--- WHAT IS EXPECTED ---
Make an exact copy of the entries, and keep any pictures out of it.

--- DATA PROVIDED ---

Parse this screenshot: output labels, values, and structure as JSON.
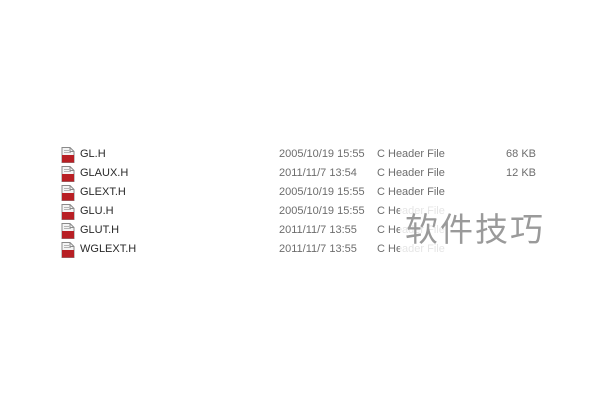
{
  "files": [
    {
      "name": "GL.H",
      "date": "2005/10/19 15:55",
      "type": "C Header File",
      "size": "68 KB",
      "icon": "c-header-file-icon"
    },
    {
      "name": "GLAUX.H",
      "date": "2011/11/7 13:54",
      "type": "C Header File",
      "size": "12 KB",
      "icon": "c-header-file-icon"
    },
    {
      "name": "GLEXT.H",
      "date": "2005/10/19 15:55",
      "type": "C Header File",
      "size": "",
      "icon": "c-header-file-icon"
    },
    {
      "name": "GLU.H",
      "date": "2005/10/19 15:55",
      "type": "C Header File",
      "size": "",
      "icon": "c-header-file-icon"
    },
    {
      "name": "GLUT.H",
      "date": "2011/11/7 13:55",
      "type": "C Header File",
      "size": "",
      "icon": "c-header-file-icon"
    },
    {
      "name": "WGLEXT.H",
      "date": "2011/11/7 13:55",
      "type": "C Header File",
      "size": "",
      "icon": "c-header-file-icon"
    }
  ],
  "watermark": {
    "text": "软件技巧"
  },
  "colors": {
    "icon_red": "#b81f24",
    "icon_paper": "#f4f4f4",
    "text_muted": "#6d6d6d"
  }
}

--- RESULT OF THIS EXERCISE ---
Parse this screenshot: output labels, values, and structure as JSON.
{
  "files": [
    {
      "name": "GL.H",
      "date": "2005/10/19 15:55",
      "type": "C Header File",
      "size": "68 KB",
      "icon": "c-header-file-icon"
    },
    {
      "name": "GLAUX.H",
      "date": "2011/11/7 13:54",
      "type": "C Header File",
      "size": "12 KB",
      "icon": "c-header-file-icon"
    },
    {
      "name": "GLEXT.H",
      "date": "2005/10/19 15:55",
      "type": "C Header File",
      "size": "",
      "icon": "c-header-file-icon"
    },
    {
      "name": "GLU.H",
      "date": "2005/10/19 15:55",
      "type": "C Header File",
      "size": "",
      "icon": "c-header-file-icon"
    },
    {
      "name": "GLUT.H",
      "date": "2011/11/7 13:55",
      "type": "C Header File",
      "size": "",
      "icon": "c-header-file-icon"
    },
    {
      "name": "WGLEXT.H",
      "date": "2011/11/7 13:55",
      "type": "C Header File",
      "size": "",
      "icon": "c-header-file-icon"
    }
  ],
  "watermark": {
    "text": "软件技巧"
  },
  "colors": {
    "icon_red": "#b81f24",
    "icon_paper": "#f4f4f4",
    "text_muted": "#6d6d6d"
  }
}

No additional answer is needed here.